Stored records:

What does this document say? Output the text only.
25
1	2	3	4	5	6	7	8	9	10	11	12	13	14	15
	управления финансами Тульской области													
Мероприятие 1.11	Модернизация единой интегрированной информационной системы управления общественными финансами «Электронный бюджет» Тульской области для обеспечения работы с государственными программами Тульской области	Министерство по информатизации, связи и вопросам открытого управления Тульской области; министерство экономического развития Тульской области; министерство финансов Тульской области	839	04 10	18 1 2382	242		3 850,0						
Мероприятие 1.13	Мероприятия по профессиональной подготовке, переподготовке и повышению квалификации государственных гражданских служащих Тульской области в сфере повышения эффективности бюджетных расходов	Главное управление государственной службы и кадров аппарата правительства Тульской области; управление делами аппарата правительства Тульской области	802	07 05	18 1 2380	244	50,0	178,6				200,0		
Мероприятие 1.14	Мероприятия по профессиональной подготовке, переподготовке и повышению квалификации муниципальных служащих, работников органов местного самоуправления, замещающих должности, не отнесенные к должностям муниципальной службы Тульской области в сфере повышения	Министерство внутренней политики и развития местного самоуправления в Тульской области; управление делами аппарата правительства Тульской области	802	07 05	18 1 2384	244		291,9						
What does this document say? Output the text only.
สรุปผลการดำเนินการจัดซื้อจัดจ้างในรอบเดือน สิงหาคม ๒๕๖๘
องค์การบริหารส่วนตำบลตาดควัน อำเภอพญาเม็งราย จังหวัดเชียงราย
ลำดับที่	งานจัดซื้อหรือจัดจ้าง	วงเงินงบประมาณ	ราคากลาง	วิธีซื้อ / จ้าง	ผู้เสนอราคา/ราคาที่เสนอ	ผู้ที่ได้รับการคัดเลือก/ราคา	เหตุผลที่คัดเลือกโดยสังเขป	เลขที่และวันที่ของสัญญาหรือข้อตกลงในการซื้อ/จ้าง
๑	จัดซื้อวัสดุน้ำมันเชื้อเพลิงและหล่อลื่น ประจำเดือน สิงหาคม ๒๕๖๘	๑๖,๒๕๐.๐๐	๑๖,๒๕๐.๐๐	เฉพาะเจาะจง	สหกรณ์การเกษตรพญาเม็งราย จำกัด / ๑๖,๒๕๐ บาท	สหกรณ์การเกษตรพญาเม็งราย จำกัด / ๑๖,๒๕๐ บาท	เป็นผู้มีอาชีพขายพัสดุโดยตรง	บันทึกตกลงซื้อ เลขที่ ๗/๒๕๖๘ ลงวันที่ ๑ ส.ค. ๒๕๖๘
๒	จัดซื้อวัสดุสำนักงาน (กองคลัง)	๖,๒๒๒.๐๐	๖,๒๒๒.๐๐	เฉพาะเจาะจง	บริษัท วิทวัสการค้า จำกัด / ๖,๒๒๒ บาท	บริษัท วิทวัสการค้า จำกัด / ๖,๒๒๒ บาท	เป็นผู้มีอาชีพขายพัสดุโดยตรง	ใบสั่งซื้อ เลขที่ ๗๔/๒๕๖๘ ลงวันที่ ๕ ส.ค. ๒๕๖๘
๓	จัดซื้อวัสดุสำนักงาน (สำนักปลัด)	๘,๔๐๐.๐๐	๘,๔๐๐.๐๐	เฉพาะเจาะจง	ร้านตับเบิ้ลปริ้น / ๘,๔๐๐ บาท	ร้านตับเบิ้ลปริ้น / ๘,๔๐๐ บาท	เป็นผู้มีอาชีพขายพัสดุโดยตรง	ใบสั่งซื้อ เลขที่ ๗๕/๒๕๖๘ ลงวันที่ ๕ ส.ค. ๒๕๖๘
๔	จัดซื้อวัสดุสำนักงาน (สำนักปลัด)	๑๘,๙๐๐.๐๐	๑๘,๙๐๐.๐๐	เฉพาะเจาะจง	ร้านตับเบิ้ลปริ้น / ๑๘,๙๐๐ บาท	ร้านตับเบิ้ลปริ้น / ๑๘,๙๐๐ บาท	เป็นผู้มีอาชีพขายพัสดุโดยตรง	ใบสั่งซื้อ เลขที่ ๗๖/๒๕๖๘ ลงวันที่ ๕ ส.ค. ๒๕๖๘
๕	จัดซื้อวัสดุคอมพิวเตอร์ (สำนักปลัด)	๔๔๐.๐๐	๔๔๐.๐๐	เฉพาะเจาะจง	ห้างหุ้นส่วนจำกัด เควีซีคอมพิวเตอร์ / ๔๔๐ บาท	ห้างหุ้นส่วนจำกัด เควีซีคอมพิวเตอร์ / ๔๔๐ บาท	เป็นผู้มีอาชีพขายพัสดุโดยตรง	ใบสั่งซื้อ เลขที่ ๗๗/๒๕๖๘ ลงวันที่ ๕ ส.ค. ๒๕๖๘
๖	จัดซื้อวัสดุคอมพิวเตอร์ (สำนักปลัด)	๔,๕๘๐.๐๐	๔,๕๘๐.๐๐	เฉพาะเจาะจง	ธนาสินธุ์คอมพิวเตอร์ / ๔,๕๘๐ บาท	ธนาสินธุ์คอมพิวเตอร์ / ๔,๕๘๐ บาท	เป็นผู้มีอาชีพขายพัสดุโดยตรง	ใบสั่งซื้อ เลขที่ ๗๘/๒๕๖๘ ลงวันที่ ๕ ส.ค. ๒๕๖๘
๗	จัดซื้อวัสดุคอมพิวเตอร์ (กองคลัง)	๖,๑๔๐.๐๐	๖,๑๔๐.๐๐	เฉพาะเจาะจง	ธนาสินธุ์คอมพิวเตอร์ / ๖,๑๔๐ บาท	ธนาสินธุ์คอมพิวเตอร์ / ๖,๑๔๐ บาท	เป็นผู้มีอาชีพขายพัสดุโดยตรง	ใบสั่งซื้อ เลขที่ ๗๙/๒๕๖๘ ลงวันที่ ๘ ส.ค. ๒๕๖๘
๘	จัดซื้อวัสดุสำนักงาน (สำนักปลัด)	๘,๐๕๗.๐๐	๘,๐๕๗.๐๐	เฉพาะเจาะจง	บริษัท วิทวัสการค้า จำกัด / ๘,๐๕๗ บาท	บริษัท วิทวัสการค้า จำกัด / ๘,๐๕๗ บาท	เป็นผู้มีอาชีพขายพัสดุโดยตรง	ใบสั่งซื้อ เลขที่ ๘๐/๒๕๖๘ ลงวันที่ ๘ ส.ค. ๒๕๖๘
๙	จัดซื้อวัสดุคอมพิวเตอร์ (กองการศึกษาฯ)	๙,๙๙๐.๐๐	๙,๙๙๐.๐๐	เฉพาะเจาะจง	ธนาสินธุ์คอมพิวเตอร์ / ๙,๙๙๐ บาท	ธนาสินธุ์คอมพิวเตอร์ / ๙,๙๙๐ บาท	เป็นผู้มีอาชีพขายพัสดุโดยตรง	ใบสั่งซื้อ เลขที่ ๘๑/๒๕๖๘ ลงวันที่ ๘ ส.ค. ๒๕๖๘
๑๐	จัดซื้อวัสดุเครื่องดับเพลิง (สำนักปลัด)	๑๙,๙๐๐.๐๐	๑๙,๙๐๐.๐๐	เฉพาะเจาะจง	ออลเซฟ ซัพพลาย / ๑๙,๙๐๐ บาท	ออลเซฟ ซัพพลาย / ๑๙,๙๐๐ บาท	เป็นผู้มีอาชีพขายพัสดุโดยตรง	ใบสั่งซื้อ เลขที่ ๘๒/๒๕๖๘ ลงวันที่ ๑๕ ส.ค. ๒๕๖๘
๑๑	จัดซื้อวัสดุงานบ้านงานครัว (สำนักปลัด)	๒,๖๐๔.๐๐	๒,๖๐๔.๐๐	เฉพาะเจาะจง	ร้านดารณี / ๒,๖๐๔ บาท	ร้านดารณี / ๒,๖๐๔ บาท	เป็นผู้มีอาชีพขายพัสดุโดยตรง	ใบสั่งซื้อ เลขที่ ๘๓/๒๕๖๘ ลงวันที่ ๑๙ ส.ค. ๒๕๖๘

---

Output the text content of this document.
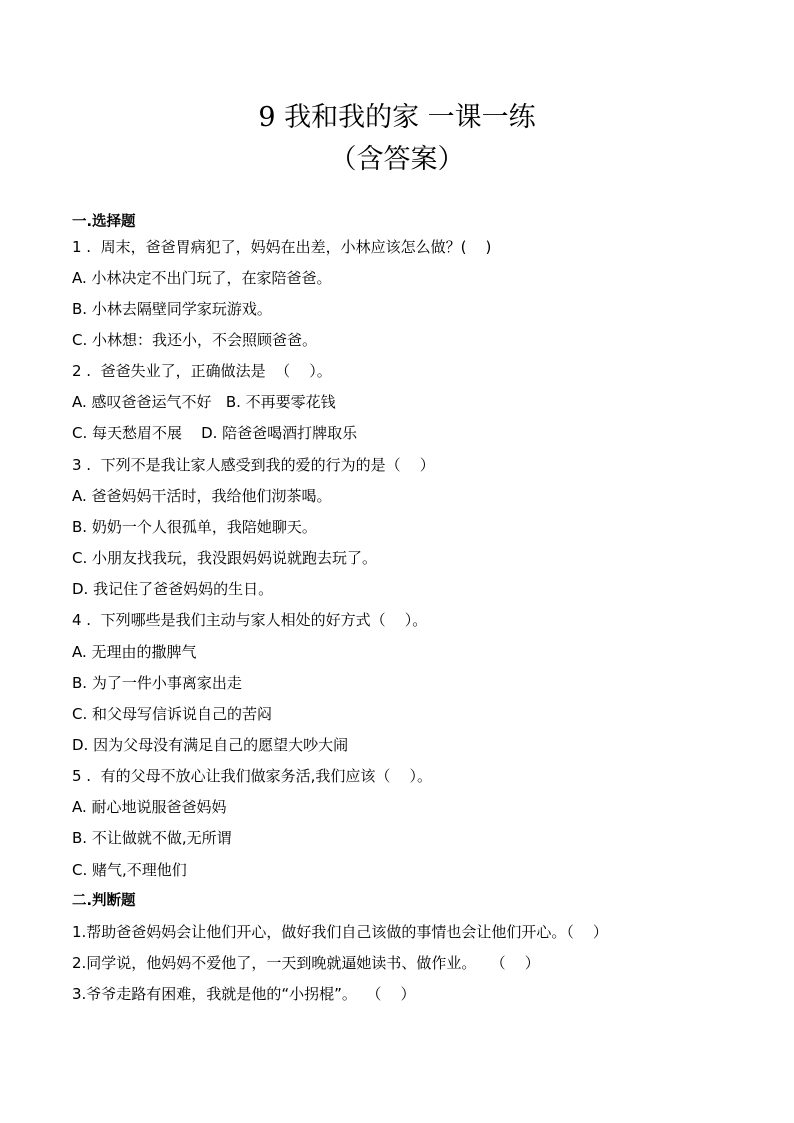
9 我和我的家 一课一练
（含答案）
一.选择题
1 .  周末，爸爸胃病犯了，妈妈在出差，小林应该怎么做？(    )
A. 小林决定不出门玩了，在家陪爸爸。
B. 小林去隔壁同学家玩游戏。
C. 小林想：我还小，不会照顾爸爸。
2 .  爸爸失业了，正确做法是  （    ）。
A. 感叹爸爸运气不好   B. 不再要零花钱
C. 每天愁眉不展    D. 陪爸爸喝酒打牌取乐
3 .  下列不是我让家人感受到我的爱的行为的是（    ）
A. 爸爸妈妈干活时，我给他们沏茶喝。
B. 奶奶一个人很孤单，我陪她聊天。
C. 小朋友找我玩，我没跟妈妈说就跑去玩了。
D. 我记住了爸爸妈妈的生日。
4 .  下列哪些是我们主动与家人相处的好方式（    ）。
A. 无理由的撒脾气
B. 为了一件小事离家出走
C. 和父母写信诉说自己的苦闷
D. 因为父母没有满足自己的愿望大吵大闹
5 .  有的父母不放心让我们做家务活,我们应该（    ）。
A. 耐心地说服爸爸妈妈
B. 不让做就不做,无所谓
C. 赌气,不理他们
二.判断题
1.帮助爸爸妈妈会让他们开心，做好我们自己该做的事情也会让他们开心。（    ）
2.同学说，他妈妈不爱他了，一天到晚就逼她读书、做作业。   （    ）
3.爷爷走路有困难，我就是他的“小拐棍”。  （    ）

---

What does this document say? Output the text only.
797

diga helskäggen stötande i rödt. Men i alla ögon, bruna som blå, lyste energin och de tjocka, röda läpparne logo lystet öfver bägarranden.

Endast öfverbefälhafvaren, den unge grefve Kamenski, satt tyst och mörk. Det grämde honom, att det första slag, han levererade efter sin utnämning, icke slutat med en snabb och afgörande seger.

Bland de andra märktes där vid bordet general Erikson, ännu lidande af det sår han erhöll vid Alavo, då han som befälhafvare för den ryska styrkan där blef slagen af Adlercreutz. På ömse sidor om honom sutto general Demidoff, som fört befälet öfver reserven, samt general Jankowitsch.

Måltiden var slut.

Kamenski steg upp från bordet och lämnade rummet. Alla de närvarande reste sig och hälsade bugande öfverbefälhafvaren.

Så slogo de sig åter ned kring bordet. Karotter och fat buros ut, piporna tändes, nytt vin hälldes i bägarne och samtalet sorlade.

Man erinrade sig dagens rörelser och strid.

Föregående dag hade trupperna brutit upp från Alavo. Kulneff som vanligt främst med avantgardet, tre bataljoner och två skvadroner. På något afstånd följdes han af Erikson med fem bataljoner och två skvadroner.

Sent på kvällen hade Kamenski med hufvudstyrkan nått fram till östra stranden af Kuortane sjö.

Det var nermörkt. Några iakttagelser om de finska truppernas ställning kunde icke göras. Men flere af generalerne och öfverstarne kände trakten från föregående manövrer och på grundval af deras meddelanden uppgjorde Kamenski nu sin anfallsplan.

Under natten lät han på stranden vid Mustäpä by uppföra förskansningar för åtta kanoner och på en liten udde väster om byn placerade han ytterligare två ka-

**Stated goal**
Extract every line containing the string "подготовке" from the material.

**The solution**
Мероприятие 1.13	Мероприятия по профессиональной подготовке, переподготовке и повышению квалификации государственных гражданских служащих Тульской области в сфере повышения эффективности бюджетных расходов	Главное управление государственной службы и кадров аппарата правительства Тульской области; управление делами аппарата правительства Тульской области	802	07 05	18 1 2380	244	50,0	178,6				200,0		
Мероприятие 1.14	Мероприятия по профессиональной подготовке, переподготовке и повышению квалификации муниципальных служащих, работников органов местного самоуправления, замещающих должности, не отнесенные к должностям муниципальной службы Тульской области в сфере повышения	Министерство внутренней политики и развития местного самоуправления в Тульской области; управление делами аппарата правительства Тульской области	802	07 05	18 1 2384	244		291,9						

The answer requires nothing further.